** start of DATA SUPPLIED **

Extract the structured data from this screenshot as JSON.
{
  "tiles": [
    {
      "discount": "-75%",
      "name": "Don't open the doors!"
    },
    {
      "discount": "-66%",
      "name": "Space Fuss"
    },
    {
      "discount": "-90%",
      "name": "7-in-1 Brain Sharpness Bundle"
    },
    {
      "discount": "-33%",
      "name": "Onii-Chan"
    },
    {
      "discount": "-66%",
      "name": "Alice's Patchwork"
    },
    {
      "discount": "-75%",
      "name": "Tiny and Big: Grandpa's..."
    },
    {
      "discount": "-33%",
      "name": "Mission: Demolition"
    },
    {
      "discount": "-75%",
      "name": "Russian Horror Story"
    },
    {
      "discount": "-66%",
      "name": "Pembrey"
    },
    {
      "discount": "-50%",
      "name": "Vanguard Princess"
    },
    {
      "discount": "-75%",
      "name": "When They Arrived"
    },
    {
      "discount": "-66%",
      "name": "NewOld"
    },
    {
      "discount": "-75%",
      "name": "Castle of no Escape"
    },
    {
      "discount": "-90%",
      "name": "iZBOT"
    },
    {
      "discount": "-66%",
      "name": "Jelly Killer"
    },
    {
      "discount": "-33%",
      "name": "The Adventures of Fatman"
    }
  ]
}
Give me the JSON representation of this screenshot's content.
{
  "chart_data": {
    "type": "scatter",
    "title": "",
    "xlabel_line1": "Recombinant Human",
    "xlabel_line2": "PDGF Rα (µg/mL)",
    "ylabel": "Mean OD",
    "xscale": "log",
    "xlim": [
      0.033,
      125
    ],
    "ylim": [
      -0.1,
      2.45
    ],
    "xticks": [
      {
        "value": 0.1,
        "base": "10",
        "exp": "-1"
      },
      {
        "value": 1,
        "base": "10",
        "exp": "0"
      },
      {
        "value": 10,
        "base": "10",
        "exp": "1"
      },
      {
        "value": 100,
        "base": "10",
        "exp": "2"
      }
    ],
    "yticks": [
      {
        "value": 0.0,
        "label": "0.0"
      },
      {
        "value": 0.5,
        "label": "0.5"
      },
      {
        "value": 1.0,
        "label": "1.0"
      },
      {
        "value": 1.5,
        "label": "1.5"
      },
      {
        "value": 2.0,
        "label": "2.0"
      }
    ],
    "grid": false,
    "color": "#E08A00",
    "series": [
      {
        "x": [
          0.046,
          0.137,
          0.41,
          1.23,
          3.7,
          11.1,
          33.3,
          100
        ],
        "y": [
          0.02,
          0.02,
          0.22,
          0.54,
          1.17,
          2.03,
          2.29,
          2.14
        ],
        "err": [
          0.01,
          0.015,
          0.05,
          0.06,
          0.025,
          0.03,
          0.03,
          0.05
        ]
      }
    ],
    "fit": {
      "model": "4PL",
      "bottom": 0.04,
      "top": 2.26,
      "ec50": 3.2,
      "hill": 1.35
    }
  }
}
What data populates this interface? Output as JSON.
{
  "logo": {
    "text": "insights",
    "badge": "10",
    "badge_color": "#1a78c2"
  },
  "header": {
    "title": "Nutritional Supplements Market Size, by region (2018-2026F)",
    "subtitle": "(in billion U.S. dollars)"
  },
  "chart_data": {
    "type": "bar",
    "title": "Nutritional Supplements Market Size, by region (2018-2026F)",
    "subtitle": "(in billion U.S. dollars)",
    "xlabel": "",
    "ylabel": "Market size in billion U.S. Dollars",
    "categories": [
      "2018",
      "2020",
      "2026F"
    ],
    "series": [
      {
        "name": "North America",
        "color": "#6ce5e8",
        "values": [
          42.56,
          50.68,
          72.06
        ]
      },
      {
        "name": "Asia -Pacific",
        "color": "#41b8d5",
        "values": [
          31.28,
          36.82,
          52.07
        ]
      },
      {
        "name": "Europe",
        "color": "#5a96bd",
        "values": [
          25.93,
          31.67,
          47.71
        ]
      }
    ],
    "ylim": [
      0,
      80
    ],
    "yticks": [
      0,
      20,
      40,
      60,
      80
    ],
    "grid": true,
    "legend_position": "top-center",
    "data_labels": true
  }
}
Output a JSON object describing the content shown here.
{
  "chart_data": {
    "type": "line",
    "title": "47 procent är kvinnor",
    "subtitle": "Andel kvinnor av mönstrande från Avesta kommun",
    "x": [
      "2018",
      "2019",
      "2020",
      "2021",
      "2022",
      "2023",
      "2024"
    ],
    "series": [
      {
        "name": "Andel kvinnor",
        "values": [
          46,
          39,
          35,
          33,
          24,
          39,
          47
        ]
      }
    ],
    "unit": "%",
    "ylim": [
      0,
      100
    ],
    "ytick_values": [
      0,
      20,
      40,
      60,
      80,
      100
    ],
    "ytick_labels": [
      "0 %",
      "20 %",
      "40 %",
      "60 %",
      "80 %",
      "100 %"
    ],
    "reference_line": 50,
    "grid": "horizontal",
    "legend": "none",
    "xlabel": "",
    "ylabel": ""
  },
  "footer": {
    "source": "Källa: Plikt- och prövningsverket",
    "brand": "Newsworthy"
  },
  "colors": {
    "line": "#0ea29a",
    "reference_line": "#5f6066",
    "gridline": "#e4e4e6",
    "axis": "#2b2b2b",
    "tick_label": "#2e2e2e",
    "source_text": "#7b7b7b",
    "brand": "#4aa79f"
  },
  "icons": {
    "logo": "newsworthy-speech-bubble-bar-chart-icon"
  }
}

** end of DATA SUPPLIED **

### WHAT IS ASKED
Output the listing above exactly as it appears.

### COMPLETE ANSWER
Extract the structured data from this screenshot as JSON.
{
  "tiles": [
    {
      "discount": "-75%",
      "name": "Don't open the doors!"
    },
    {
      "discount": "-66%",
      "name": "Space Fuss"
    },
    {
      "discount": "-90%",
      "name": "7-in-1 Brain Sharpness Bundle"
    },
    {
      "discount": "-33%",
      "name": "Onii-Chan"
    },
    {
      "discount": "-66%",
      "name": "Alice's Patchwork"
    },
    {
      "discount": "-75%",
      "name": "Tiny and Big: Grandpa's..."
    },
    {
      "discount": "-33%",
      "name": "Mission: Demolition"
    },
    {
      "discount": "-75%",
      "name": "Russian Horror Story"
    },
    {
      "discount": "-66%",
      "name": "Pembrey"
    },
    {
      "discount": "-50%",
      "name": "Vanguard Princess"
    },
    {
      "discount": "-75%",
      "name": "When They Arrived"
    },
    {
      "discount": "-66%",
      "name": "NewOld"
    },
    {
      "discount": "-75%",
      "name": "Castle of no Escape"
    },
    {
      "discount": "-90%",
      "name": "iZBOT"
    },
    {
      "discount": "-66%",
      "name": "Jelly Killer"
    },
    {
      "discount": "-33%",
      "name": "The Adventures of Fatman"
    }
  ]
}
Give me the JSON representation of this screenshot's content.
{
  "chart_data": {
    "type": "scatter",
    "title": "",
    "xlabel_line1": "Recombinant Human",
    "xlabel_line2": "PDGF Rα (µg/mL)",
    "ylabel": "Mean OD",
    "xscale": "log",
    "xlim": [
      0.033,
      125
    ],
    "ylim": [
      -0.1,
      2.45
    ],
    "xticks": [
      {
        "value": 0.1,
        "base": "10",
        "exp": "-1"
      },
      {
        "value": 1,
        "base": "10",
        "exp": "0"
      },
      {
        "value": 10,
        "base": "10",
        "exp": "1"
      },
      {
        "value": 100,
        "base": "10",
        "exp": "2"
      }
    ],
    "yticks": [
      {
        "value": 0.0,
        "label": "0.0"
      },
      {
        "value": 0.5,
        "label": "0.5"
      },
      {
        "value": 1.0,
        "label": "1.0"
      },
      {
        "value": 1.5,
        "label": "1.5"
      },
      {
        "value": 2.0,
        "label": "2.0"
      }
    ],
    "grid": false,
    "color": "#E08A00",
    "series": [
      {
        "x": [
          0.046,
          0.137,
          0.41,
          1.23,
          3.7,
          11.1,
          33.3,
          100
        ],
        "y": [
          0.02,
          0.02,
          0.22,
          0.54,
          1.17,
          2.03,
          2.29,
          2.14
        ],
        "err": [
          0.01,
          0.015,
          0.05,
          0.06,
          0.025,
          0.03,
          0.03,
          0.05
        ]
      }
    ],
    "fit": {
      "model": "4PL",
      "bottom": 0.04,
      "top": 2.26,
      "ec50": 3.2,
      "hill": 1.35
    }
  }
}
What data populates this interface? Output as JSON.
{
  "logo": {
    "text": "insights",
    "badge": "10",
    "badge_color": "#1a78c2"
  },
  "header": {
    "title": "Nutritional Supplements Market Size, by region (2018-2026F)",
    "subtitle": "(in billion U.S. dollars)"
  },
  "chart_data": {
    "type": "bar",
    "title": "Nutritional Supplements Market Size, by region (2018-2026F)",
    "subtitle": "(in billion U.S. dollars)",
    "xlabel": "",
    "ylabel": "Market size in billion U.S. Dollars",
    "categories": [
      "2018",
      "2020",
      "2026F"
    ],
    "series": [
      {
        "name": "North America",
        "color": "#6ce5e8",
        "values": [
          42.56,
          50.68,
          72.06
        ]
      },
      {
        "name": "Asia -Pacific",
        "color": "#41b8d5",
        "values": [
          31.28,
          36.82,
          52.07
        ]
      },
      {
        "name": "Europe",
        "color": "#5a96bd",
        "values": [
          25.93,
          31.67,
          47.71
        ]
      }
    ],
    "ylim": [
      0,
      80
    ],
    "yticks": [
      0,
      20,
      40,
      60,
      80
    ],
    "grid": true,
    "legend_position": "top-center",
    "data_labels": true
  }
}
Output a JSON object describing the content shown here.
{
  "chart_data": {
    "type": "line",
    "title": "47 procent är kvinnor",
    "subtitle": "Andel kvinnor av mönstrande från Avesta kommun",
    "x": [
      "2018",
      "2019",
      "2020",
      "2021",
      "2022",
      "2023",
      "2024"
    ],
    "series": [
      {
        "name": "Andel kvinnor",
        "values": [
          46,
          39,
          35,
          33,
          24,
          39,
          47
        ]
      }
    ],
    "unit": "%",
    "ylim": [
      0,
      100
    ],
    "ytick_values": [
      0,
      20,
      40,
      60,
      80,
      100
    ],
    "ytick_labels": [
      "0 %",
      "20 %",
      "40 %",
      "60 %",
      "80 %",
      "100 %"
    ],
    "reference_line": 50,
    "grid": "horizontal",
    "legend": "none",
    "xlabel": "",
    "ylabel": ""
  },
  "footer": {
    "source": "Källa: Plikt- och prövningsverket",
    "brand": "Newsworthy"
  },
  "colors": {
    "line": "#0ea29a",
    "reference_line": "#5f6066",
    "gridline": "#e4e4e6",
    "axis": "#2b2b2b",
    "tick_label": "#2e2e2e",
    "source_text": "#7b7b7b",
    "brand": "#4aa79f"
  },
  "icons": {
    "logo": "newsworthy-speech-bubble-bar-chart-icon"
  }
}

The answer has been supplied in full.